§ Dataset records
______

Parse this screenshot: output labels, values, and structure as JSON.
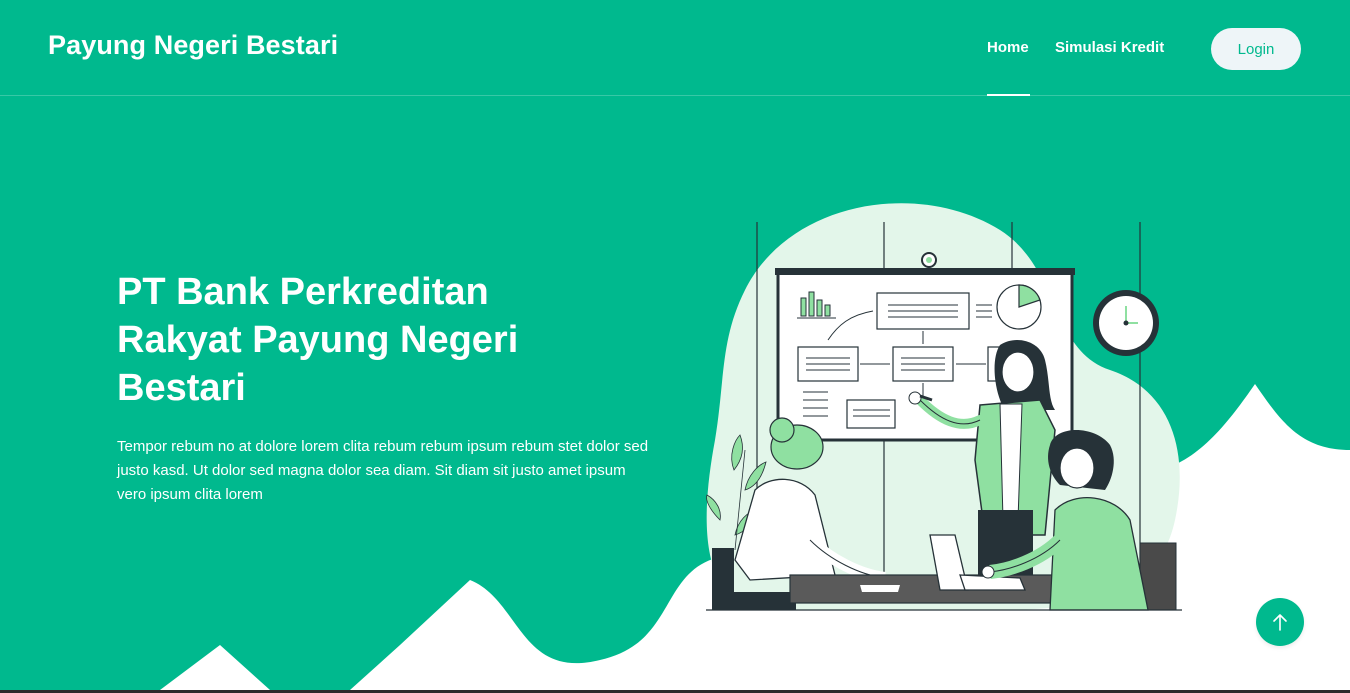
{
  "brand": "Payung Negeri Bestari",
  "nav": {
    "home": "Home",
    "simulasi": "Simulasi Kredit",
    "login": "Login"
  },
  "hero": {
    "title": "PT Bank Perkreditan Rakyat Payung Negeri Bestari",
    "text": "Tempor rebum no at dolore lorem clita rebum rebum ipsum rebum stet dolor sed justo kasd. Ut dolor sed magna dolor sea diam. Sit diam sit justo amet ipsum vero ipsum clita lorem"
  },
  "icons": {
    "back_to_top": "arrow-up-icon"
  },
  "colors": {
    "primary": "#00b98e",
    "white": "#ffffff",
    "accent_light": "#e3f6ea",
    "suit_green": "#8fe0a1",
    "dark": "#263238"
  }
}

______

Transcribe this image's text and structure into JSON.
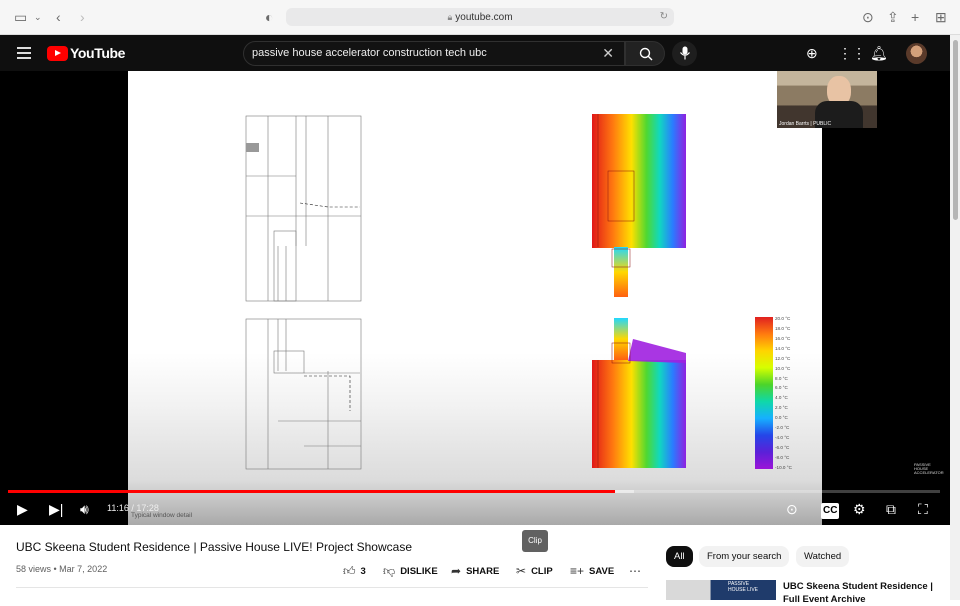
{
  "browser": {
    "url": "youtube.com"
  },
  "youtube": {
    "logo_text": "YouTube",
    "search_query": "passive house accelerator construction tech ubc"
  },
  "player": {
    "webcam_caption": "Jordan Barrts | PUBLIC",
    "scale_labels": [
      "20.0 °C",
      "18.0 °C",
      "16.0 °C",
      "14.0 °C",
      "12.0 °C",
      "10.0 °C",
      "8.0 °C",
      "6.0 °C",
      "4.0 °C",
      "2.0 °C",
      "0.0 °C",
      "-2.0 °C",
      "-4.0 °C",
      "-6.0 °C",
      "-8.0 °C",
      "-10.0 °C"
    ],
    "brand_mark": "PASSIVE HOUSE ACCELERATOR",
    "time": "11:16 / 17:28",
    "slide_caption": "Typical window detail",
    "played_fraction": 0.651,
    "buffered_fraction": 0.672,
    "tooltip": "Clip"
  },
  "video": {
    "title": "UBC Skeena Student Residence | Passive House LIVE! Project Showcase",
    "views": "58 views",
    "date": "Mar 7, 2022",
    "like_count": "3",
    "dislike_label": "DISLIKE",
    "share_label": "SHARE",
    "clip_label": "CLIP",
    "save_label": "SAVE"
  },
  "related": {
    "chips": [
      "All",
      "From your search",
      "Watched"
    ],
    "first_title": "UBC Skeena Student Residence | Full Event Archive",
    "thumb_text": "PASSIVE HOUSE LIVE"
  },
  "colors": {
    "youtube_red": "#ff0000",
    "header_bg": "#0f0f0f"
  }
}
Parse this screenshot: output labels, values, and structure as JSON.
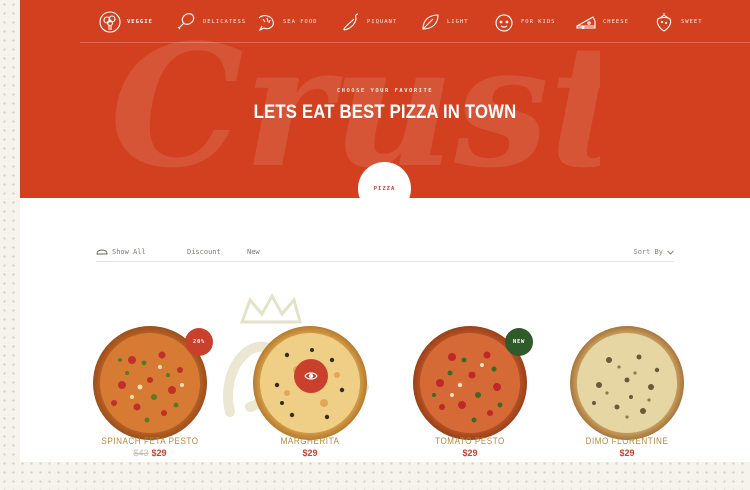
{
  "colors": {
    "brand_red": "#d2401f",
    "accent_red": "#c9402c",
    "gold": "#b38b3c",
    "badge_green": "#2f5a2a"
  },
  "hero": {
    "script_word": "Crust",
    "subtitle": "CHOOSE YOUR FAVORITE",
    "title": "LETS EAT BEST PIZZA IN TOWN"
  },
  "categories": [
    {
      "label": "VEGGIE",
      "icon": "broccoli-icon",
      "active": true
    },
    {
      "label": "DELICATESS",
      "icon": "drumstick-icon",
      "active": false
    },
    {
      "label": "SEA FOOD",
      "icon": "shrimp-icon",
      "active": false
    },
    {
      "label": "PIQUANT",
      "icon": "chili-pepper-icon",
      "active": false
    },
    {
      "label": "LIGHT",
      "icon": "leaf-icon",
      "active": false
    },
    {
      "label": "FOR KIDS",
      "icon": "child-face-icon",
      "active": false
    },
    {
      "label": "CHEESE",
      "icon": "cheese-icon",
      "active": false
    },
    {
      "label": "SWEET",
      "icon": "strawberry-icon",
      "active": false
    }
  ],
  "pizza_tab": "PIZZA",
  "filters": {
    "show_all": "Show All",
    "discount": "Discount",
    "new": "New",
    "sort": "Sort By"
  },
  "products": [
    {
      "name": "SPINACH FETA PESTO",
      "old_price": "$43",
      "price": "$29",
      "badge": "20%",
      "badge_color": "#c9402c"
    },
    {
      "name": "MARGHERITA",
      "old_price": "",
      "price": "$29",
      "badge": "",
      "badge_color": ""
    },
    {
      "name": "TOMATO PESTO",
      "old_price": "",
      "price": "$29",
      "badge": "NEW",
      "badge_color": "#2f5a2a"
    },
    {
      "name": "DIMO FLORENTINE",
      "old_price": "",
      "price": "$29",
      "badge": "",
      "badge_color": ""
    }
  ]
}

______

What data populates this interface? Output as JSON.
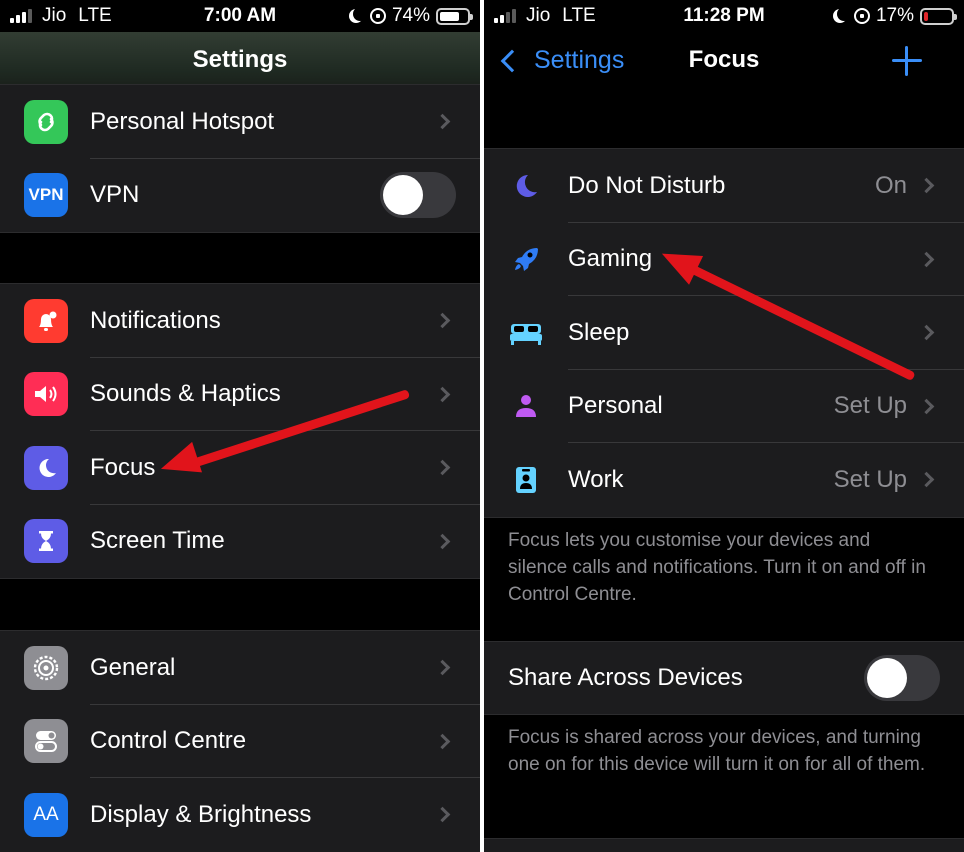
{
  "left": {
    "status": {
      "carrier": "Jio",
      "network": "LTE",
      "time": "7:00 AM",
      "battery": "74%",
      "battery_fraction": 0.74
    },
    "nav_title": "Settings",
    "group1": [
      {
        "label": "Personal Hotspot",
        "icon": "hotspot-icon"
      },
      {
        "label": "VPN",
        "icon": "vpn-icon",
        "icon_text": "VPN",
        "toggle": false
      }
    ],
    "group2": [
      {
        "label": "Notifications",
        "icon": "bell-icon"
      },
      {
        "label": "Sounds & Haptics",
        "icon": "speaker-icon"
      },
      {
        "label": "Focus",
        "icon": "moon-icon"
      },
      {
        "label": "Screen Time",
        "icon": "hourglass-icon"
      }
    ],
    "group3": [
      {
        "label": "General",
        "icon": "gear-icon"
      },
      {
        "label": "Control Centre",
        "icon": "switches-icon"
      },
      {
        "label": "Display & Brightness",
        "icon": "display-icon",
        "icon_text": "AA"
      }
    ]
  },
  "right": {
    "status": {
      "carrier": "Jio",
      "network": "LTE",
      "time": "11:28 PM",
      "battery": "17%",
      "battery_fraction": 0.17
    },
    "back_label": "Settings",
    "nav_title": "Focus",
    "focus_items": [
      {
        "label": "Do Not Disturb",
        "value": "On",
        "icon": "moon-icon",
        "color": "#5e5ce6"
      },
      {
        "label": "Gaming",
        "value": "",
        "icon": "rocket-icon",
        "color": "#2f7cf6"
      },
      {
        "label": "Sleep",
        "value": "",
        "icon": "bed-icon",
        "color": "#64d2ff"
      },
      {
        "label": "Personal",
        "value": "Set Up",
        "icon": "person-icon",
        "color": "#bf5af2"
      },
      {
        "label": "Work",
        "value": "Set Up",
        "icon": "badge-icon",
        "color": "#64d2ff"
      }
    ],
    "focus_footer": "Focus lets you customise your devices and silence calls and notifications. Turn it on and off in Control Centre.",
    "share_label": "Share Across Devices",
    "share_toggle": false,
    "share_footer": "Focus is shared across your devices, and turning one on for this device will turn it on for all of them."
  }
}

______

§ Written instruction
Give the count of lines in the listing above that include "Skeena", with no other words.

§ Answer
2